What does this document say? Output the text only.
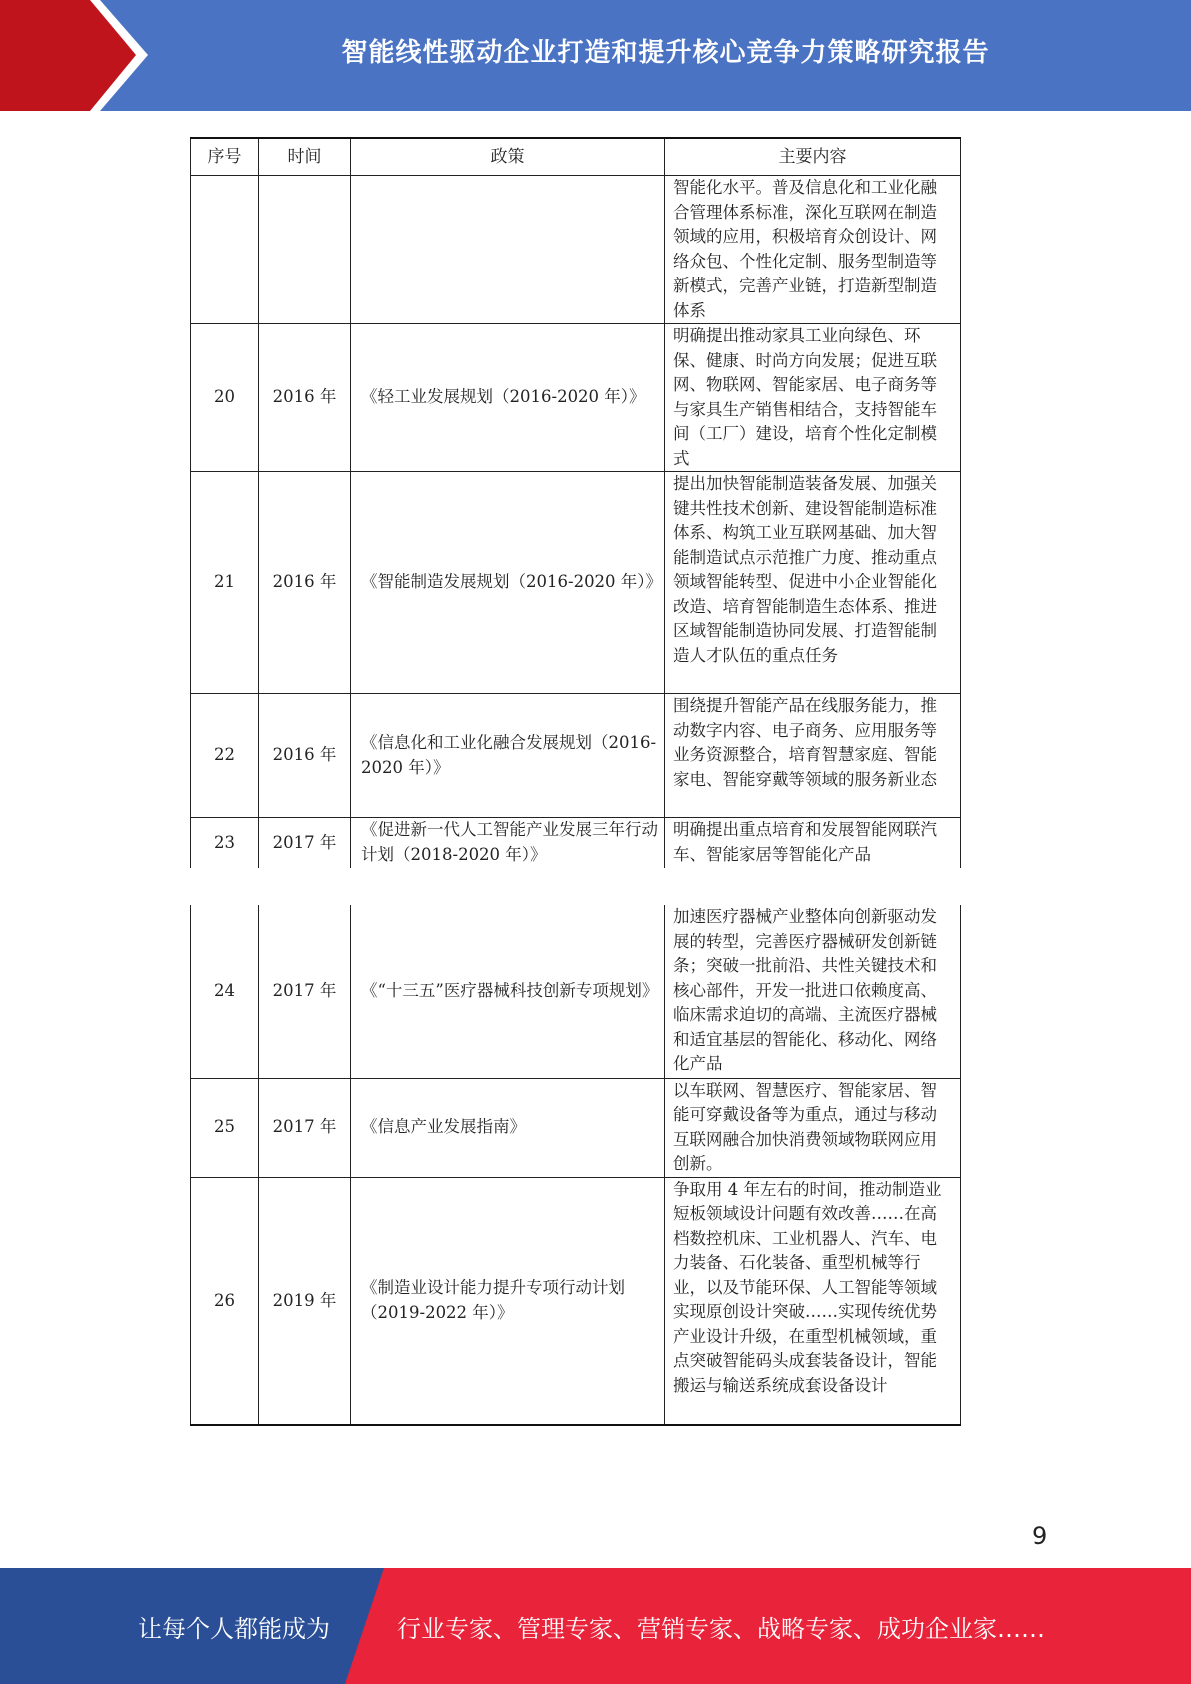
智能线性驱动企业打造和提升核心竞争力策略研究报告
序号	时间	政策	主要内容
			智能化水平。普及信息化和工业化融合管理体系标准，深化互联网在制造领域的应用，积极培育众创设计、网络众包、个性化定制、服务型制造等新模式，完善产业链，打造新型制造体系
20	2016 年	《轻工业发展规划（2016-2020 年）》	明确提出推动家具工业向绿色、环保、健康、时尚方向发展；促进互联网、物联网、智能家居、电子商务等与家具生产销售相结合，支持智能车间（工厂）建设，培育个性化定制模式
21	2016 年	《智能制造发展规划（2016-2020 年）》	提出加快智能制造装备发展、加强关键共性技术创新、建设智能制造标准体系、构筑工业互联网基础、加大智能制造试点示范推广力度、推动重点领域智能转型、促进中小企业智能化改造、培育智能制造生态体系、推进区域智能制造协同发展、打造智能制造人才队伍的重点任务
22	2016 年	《信息化和工业化融合发展规划（2016-2020 年）》	围绕提升智能产品在线服务能力，推动数字内容、电子商务、应用服务等业务资源整合，培育智慧家庭、智能家电、智能穿戴等领域的服务新业态
23	2017 年	《促进新一代人工智能产业发展三年行动计划（2018-2020 年）》	明确提出重点培育和发展智能网联汽车、智能家居等智能化产品
24	2017 年	《“十三五”医疗器械科技创新专项规划》	加速医疗器械产业整体向创新驱动发展的转型，完善医疗器械研发创新链条；突破一批前沿、共性关键技术和核心部件，开发一批进口依赖度高、临床需求迫切的高端、主流医疗器械和适宜基层的智能化、移动化、网络化产品
25	2017 年	《信息产业发展指南》	以车联网、智慧医疗、智能家居、智能可穿戴设备等为重点，通过与移动互联网融合加快消费领域物联网应用创新。
26	2019 年	《制造业设计能力提升专项行动计划（2019-2022 年）》	争取用 4 年左右的时间，推动制造业短板领域设计问题有效改善……在高档数控机床、工业机器人、汽车、电力装备、石化装备、重型机械等行业，以及节能环保、人工智能等领域实现原创设计突破……实现传统优势产业设计升级，在重型机械领域，重点突破智能码头成套装备设计，智能搬运与输送系统成套设备设计
9
让每个人都能成为	行业专家、管理专家、营销专家、战略专家、成功企业家……
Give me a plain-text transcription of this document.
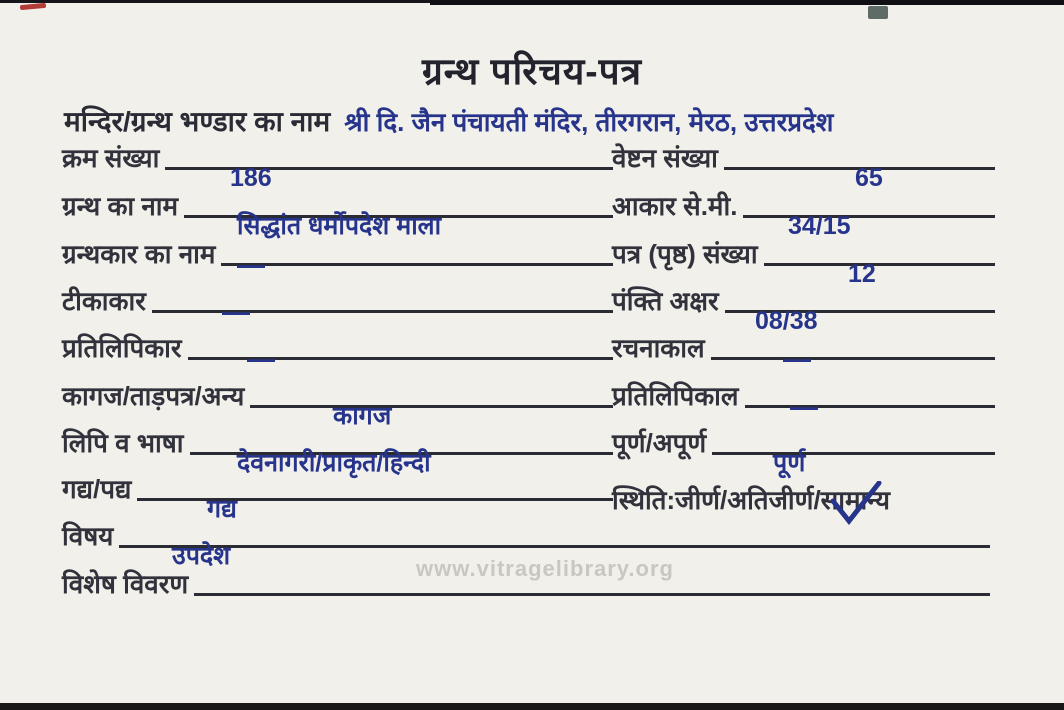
ग्रन्थ परिचय-पत्र
मन्दिर/ग्रन्थ भण्डार का नाम श्री दि. जैन पंचायती मंदिर, तीरगरान, मेरठ, उत्तरप्रदेश
क्रम संख्या
186
ग्रन्थ का नाम
सिद्धांत धर्मोपदेश माला
ग्रन्थकार का नाम —
टीकाकार	—
प्रतिलिपिकार —
कागज/ताड़पत्र/अन्य
कागज
लिपि व भाषा
देवनागरी/प्राकृत/हिन्दी
गद्य/पद्य
गद्य
विषय
उपदेश
विशेष विवरण
वेष्टन संख्या
65
आकार से.मी.
34/15
पत्र (पृष्ठ) संख्या
12
पंक्ति अक्षर
08/38
रचनाकाल	—
प्रतिलिपिकाल —
पूर्ण/अपूर्ण
पूर्ण
स्थिति:जीर्ण/अतिजीर्ण/सामान्य
www.vitragelibrary.org
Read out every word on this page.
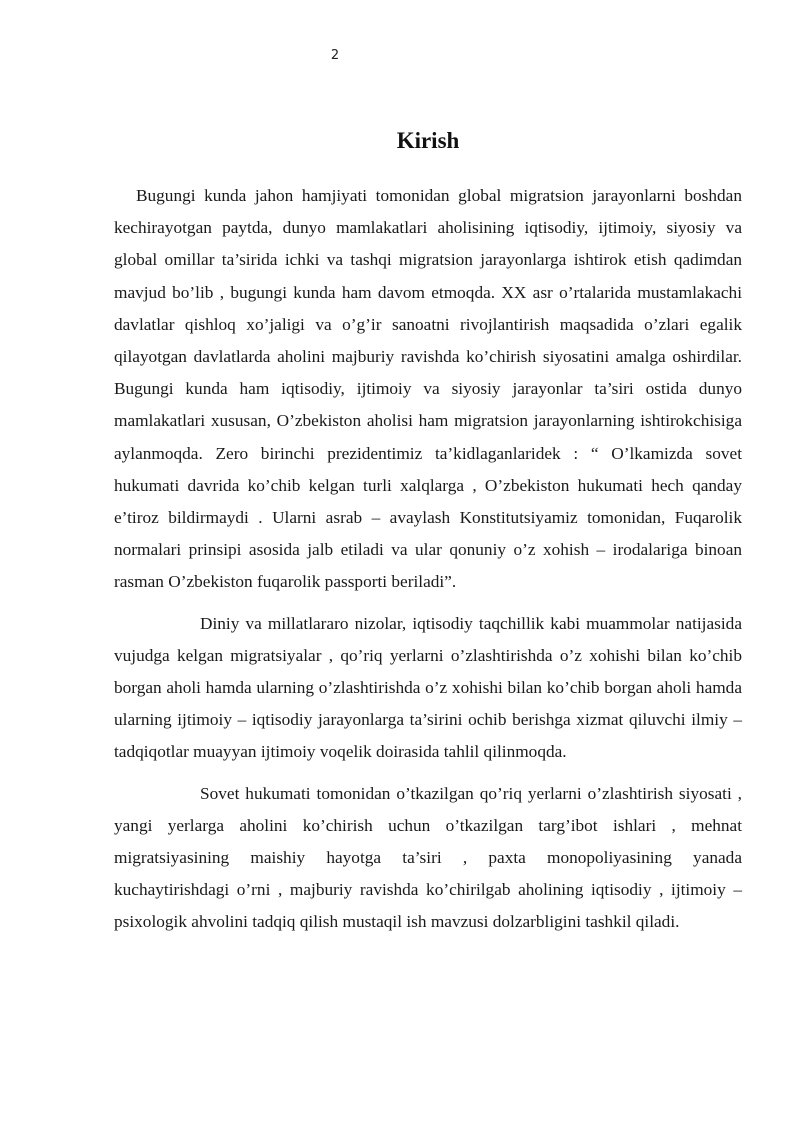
2
Kirish

Bugungi kunda jahon hamjiyati tomonidan global migratsion jarayonlarni boshdan kechirayotgan paytda, dunyo mamlakatlari aholisining iqtisodiy, ijtimoiy, siyosiy va global omillar ta’sirida ichki va tashqi migratsion jarayonlarga ishtirok etish qadimdan mavjud bo’lib , bugungi kunda ham davom etmoqda. XX asr o’rtalarida mustamlakachi davlatlar qishloq xo’jaligi va o’g’ir sanoatni rivojlantirish maqsadida o’zlari egalik qilayotgan davlatlarda aholini majburiy ravishda ko’chirish siyosatini amalga oshirdilar. Bugungi kunda ham iqtisodiy, ijtimoiy va siyosiy jarayonlar ta’siri ostida dunyo mamlakatlari xususan, O’zbekiston aholisi ham migratsion jarayonlarning ishtirokchisiga aylanmoqda. Zero birinchi prezidentimiz ta’kidlaganlaridek : “ O’lkamizda sovet hukumati davrida ko’chib kelgan turli xalqlarga , O’zbekiston hukumati hech qanday e’tiroz bildirmaydi . Ularni asrab – avaylash Konstitutsiyamiz tomonidan, Fuqarolik normalari prinsipi asosida jalb etiladi va ular qonuniy o’z xohish – irodalariga binoan rasman O’zbekiston fuqarolik passporti beriladi”.

Diniy va millatlararo nizolar, iqtisodiy taqchillik kabi muammolar natijasida vujudga kelgan migratsiyalar , qo’riq yerlarni o’zlashtirishda o’z xohishi bilan ko’chib borgan aholi hamda ularning o’zlashtirishda o’z xohishi bilan ko’chib borgan aholi hamda ularning ijtimoiy – iqtisodiy jarayonlarga ta’sirini ochib berishga xizmat qiluvchi ilmiy – tadqiqotlar muayyan ijtimoiy voqelik doirasida tahlil qilinmoqda.

Sovet hukumati tomonidan o’tkazilgan qo’riq yerlarni o’zlashtirish siyosati , yangi yerlarga aholini ko’chirish uchun o’tkazilgan targ’ibot ishlari , mehnat migratsiyasining maishiy hayotga ta’siri , paxta monopoliyasining yanada kuchaytirishdagi o’rni , majburiy ravishda ko’chirilgab aholining iqtisodiy , ijtimoiy – psixologik ahvolini tadqiq qilish mustaqil ish mavzusi dolzarbligini tashkil qiladi.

--

DIRECTIONS FOR THIS TASK.
In the records above, how many lines hold the string "majburiy"? Reply with only the number.

EXERCISE OUTPUT.
2